[The problem]: Wherever the word "가족포함" appears in a line, extract that line.

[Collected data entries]
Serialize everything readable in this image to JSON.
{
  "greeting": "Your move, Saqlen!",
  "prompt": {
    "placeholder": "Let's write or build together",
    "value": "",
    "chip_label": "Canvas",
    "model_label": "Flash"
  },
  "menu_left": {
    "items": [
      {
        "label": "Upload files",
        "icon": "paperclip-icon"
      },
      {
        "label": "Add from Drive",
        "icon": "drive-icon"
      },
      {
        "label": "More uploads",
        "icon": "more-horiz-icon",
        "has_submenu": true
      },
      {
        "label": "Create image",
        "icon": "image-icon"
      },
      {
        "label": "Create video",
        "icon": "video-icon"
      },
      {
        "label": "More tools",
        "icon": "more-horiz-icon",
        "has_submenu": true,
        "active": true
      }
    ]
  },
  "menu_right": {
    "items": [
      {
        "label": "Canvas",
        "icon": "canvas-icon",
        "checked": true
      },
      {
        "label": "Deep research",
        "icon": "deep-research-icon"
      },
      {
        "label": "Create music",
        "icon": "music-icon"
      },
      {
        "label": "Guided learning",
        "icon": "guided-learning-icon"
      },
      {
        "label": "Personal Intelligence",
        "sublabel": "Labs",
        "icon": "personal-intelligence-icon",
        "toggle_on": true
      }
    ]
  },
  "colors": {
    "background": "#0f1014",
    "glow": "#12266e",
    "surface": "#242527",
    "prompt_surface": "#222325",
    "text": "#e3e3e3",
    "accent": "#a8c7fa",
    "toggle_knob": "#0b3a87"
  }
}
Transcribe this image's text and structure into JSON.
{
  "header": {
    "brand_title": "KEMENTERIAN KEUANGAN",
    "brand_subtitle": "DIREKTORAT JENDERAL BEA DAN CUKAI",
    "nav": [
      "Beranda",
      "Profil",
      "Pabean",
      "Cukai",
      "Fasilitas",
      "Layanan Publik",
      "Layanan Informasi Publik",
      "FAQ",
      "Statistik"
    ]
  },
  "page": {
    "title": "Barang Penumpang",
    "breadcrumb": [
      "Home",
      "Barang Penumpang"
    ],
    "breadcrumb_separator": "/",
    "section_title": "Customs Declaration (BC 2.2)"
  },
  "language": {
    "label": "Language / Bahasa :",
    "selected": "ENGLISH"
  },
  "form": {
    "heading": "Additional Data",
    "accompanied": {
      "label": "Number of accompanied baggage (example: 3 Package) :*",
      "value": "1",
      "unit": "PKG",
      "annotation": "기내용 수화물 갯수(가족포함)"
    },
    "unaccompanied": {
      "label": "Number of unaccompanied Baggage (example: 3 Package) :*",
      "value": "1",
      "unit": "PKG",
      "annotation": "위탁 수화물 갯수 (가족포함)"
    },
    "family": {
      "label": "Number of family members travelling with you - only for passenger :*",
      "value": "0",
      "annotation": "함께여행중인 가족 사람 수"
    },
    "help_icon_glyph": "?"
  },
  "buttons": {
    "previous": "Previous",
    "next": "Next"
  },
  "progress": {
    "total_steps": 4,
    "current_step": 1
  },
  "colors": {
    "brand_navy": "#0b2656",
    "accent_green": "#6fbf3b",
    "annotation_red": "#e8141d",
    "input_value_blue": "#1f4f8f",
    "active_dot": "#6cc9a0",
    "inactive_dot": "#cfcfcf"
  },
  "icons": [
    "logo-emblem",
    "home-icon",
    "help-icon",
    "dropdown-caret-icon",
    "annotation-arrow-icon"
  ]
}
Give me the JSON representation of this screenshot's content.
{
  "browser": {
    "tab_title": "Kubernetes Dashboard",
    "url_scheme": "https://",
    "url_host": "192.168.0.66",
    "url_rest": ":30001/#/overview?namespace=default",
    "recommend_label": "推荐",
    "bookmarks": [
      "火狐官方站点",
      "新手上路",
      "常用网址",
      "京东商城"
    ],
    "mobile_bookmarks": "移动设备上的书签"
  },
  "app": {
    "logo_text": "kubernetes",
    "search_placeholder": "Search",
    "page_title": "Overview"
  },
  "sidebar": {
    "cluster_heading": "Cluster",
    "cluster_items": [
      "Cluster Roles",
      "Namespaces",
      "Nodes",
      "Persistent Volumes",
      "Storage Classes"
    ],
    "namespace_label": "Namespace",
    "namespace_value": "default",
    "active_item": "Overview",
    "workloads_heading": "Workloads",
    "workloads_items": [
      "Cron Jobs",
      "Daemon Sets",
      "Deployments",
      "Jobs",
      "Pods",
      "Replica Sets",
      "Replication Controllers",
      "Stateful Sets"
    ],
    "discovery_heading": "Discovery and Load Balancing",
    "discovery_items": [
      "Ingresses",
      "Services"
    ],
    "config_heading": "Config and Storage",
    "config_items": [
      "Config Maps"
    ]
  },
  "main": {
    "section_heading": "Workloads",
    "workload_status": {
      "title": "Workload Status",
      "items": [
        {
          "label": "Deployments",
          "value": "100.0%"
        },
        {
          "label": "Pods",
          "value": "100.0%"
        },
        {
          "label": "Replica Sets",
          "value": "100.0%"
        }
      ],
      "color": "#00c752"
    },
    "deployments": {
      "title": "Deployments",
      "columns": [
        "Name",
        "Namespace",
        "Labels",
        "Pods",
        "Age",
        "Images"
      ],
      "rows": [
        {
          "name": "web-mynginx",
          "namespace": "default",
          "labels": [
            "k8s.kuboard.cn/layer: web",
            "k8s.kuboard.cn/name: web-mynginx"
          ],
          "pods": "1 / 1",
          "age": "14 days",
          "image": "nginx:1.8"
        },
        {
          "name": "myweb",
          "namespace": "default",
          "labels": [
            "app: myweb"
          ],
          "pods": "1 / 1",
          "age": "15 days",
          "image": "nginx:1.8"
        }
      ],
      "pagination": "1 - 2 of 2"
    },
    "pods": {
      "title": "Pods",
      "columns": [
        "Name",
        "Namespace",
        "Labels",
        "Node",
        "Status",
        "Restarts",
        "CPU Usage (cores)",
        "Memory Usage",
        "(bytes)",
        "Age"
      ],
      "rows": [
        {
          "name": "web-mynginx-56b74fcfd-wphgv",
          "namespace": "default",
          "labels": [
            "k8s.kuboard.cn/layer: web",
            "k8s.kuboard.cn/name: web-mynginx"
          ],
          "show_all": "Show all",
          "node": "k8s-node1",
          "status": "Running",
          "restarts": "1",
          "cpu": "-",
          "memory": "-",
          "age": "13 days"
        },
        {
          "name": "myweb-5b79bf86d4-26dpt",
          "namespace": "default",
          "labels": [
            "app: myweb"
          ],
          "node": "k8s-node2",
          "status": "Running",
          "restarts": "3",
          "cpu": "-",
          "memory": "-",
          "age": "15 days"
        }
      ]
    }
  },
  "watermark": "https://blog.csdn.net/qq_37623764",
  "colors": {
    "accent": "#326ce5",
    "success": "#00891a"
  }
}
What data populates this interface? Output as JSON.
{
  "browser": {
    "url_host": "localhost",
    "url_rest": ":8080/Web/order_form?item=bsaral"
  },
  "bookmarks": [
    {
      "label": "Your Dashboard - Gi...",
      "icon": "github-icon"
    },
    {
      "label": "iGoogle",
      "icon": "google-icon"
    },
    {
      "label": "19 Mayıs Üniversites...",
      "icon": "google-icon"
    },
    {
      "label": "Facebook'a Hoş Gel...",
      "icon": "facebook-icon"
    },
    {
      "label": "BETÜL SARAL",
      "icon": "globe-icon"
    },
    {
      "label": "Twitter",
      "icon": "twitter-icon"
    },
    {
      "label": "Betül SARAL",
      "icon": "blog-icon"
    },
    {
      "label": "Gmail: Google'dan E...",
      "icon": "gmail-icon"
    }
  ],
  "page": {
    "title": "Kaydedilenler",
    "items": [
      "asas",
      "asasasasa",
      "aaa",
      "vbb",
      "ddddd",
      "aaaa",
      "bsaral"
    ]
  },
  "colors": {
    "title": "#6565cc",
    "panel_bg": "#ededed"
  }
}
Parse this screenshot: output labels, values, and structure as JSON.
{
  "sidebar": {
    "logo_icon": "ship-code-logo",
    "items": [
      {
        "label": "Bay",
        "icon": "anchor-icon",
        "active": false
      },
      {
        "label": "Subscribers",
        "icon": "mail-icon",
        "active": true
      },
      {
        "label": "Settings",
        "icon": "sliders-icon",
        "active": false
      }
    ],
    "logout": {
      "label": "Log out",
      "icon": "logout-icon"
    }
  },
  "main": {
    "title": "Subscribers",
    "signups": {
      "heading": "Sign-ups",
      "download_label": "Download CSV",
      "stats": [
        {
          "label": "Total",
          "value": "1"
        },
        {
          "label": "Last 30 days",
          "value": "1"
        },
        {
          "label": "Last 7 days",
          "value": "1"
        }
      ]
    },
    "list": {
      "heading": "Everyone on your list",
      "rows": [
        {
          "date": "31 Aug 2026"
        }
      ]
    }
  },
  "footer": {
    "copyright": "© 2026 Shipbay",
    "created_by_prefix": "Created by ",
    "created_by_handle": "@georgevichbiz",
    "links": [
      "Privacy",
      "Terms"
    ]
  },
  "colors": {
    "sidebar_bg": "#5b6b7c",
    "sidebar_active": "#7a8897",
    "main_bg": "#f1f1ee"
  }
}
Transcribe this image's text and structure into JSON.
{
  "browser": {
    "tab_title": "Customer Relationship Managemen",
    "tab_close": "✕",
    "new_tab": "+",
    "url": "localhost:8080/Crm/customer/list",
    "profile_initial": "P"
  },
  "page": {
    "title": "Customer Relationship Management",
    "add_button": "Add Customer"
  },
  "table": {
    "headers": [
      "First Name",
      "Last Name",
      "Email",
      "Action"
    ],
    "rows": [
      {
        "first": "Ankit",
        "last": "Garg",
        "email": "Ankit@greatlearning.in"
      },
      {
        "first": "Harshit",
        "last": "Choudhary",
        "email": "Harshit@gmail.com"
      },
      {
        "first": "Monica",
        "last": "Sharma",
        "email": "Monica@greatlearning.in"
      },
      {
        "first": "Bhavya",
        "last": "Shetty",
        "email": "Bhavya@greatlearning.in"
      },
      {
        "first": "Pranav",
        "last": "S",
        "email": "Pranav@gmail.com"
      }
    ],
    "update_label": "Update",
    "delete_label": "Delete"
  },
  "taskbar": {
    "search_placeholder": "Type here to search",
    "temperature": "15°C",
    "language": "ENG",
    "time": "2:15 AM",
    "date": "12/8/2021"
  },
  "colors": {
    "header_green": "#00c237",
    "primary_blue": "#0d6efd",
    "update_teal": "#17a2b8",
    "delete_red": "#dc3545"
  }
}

[Exercise output]:
      "annotation": "기내용 수화물 갯수(가족포함)"
      "annotation": "위탁 수화물 갯수 (가족포함)"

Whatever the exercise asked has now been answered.